# [What you will do]
Exclude any images and output the remaining records exactly.

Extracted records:
((

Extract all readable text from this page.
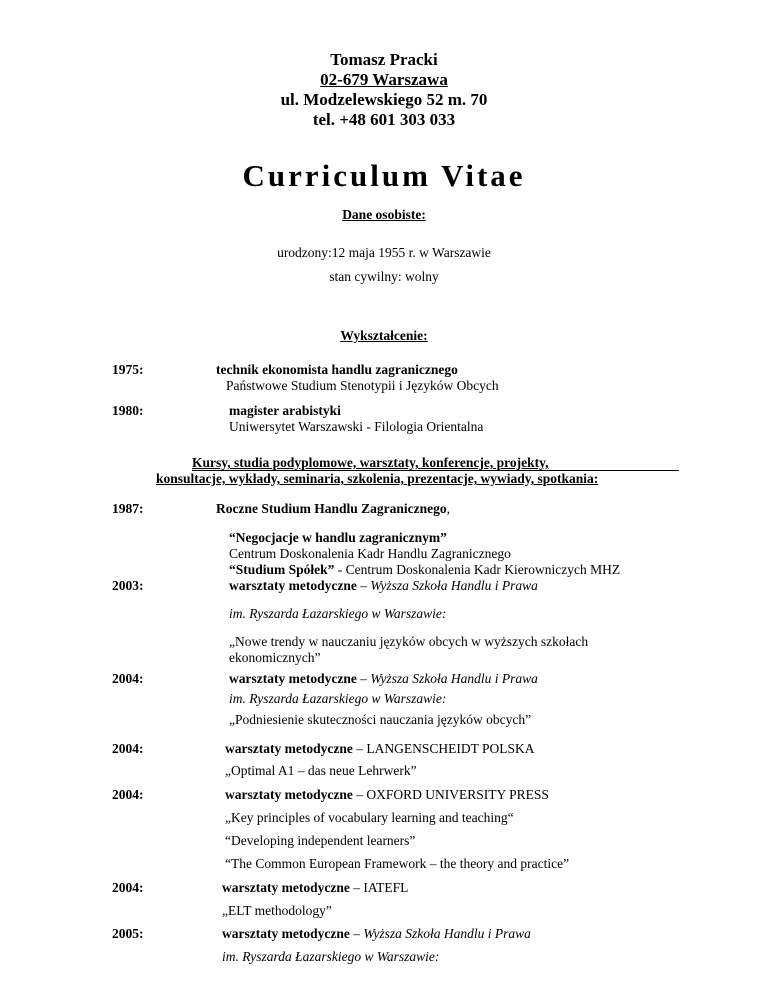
Tomasz Pracki
02-679 Warszawa
ul. Modzelewskiego 52 m. 70
tel. +48 601 303 033
Curriculum Vitae
Dane osobiste:
urodzony:12 maja 1955 r. w Warszawie
stan cywilny: wolny
Wykształcenie:
1975:	technik ekonomista handlu zagranicznego
Państwowe Studium Stenotypii i Języków Obcych
1980:	magister arabistyki
Uniwersytet Warszawski - Filologia Orientalna
Kursy, studia podyplomowe, warsztaty, konferencje, projekty,
konsultacje, wykłady, seminaria, szkolenia, prezentacje, wywiady, spotkania:
1987:	Roczne Studium Handlu Zagranicznego,
“Negocjacje w handlu zagranicznym”
Centrum Doskonalenia Kadr Handlu Zagranicznego
“Studium Spółek” - Centrum Doskonalenia Kadr Kierowniczych MHZ
2003:	warsztaty metodyczne – Wyższa Szkoła Handlu i Prawa
im. Ryszarda Łazarskiego w Warszawie:
„Nowe trendy w nauczaniu języków obcych w wyższych szkołach
ekonomicznych”
2004:	warsztaty metodyczne – Wyższa Szkoła Handlu i Prawa
im. Ryszarda Łazarskiego w Warszawie:
„Podniesienie skuteczności nauczania języków obcych”
2004:	warsztaty metodyczne – LANGENSCHEIDT POLSKA
„Optimal A1 – das neue Lehrwerk”
2004:	warsztaty metodyczne – OXFORD UNIVERSITY PRESS
„Key principles of vocabulary learning and teaching“
“Developing independent learners”
“The Common European Framework – the theory and practice”
2004:	warsztaty metodyczne – IATEFL
„ELT methodology”
2005:	warsztaty metodyczne – Wyższa Szkoła Handlu i Prawa
im. Ryszarda Łazarskiego w Warszawie:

))

# [Written response]
Extract all readable text from this page.
Tomasz Pracki
02-679 Warszawa
ul. Modzelewskiego 52 m. 70
tel. +48 601 303 033
Curriculum Vitae
Dane osobiste:
urodzony:12 maja 1955 r. w Warszawie
stan cywilny: wolny
Wykształcenie:
1975:	technik ekonomista handlu zagranicznego
Państwowe Studium Stenotypii i Języków Obcych
1980:	magister arabistyki
Uniwersytet Warszawski - Filologia Orientalna
Kursy, studia podyplomowe, warsztaty, konferencje, projekty,
konsultacje, wykłady, seminaria, szkolenia, prezentacje, wywiady, spotkania:
1987:	Roczne Studium Handlu Zagranicznego,
“Negocjacje w handlu zagranicznym”
Centrum Doskonalenia Kadr Handlu Zagranicznego
“Studium Spółek” - Centrum Doskonalenia Kadr Kierowniczych MHZ
2003:	warsztaty metodyczne – Wyższa Szkoła Handlu i Prawa
im. Ryszarda Łazarskiego w Warszawie:
„Nowe trendy w nauczaniu języków obcych w wyższych szkołach
ekonomicznych”
2004:	warsztaty metodyczne – Wyższa Szkoła Handlu i Prawa
im. Ryszarda Łazarskiego w Warszawie:
„Podniesienie skuteczności nauczania języków obcych”
2004:	warsztaty metodyczne – LANGENSCHEIDT POLSKA
„Optimal A1 – das neue Lehrwerk”
2004:	warsztaty metodyczne – OXFORD UNIVERSITY PRESS
„Key principles of vocabulary learning and teaching“
“Developing independent learners”
“The Common European Framework – the theory and practice”
2004:	warsztaty metodyczne – IATEFL
„ELT methodology”
2005:	warsztaty metodyczne – Wyższa Szkoła Handlu i Prawa
im. Ryszarda Łazarskiego w Warszawie:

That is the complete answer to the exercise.